• Do this
Scan the material for the word "When", and copy each line where it shows up.

• Data excerpts
[Begin]

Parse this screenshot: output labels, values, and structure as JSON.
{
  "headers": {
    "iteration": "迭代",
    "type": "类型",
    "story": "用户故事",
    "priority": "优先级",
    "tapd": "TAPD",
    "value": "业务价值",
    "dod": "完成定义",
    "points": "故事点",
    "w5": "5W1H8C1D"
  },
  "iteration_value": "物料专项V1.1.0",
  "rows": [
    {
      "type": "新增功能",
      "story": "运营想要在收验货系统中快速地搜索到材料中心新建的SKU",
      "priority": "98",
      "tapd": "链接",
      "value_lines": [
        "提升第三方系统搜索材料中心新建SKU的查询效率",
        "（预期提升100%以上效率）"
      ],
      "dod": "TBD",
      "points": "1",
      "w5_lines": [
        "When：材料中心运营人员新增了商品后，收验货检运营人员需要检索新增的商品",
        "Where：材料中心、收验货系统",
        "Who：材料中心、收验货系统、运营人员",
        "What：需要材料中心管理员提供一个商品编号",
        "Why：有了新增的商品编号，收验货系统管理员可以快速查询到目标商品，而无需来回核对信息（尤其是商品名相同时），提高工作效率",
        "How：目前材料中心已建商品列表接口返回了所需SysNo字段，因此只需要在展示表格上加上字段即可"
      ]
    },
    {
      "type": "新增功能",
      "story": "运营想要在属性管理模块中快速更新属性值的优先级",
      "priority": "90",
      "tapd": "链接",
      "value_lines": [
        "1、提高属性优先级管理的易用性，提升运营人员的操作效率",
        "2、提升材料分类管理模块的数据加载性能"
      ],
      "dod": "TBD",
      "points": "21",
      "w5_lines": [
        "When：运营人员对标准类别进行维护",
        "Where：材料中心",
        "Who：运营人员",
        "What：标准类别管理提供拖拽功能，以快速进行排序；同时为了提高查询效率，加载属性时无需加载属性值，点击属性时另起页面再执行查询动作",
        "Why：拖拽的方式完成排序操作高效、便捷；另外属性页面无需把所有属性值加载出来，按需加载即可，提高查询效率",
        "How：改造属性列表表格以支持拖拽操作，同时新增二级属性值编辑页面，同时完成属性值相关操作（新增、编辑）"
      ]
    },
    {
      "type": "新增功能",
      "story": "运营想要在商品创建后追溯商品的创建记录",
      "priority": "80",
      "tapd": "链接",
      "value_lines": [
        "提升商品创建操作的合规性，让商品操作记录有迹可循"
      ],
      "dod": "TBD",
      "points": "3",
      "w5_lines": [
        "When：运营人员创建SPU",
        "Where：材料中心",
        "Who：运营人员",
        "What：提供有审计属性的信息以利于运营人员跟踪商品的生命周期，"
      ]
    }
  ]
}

[End]

• Final result
        "When：材料中心运营人员新增了商品后，收验货检运营人员需要检索新增的商品",
        "When：运营人员对标准类别进行维护",
        "When：运营人员创建SPU",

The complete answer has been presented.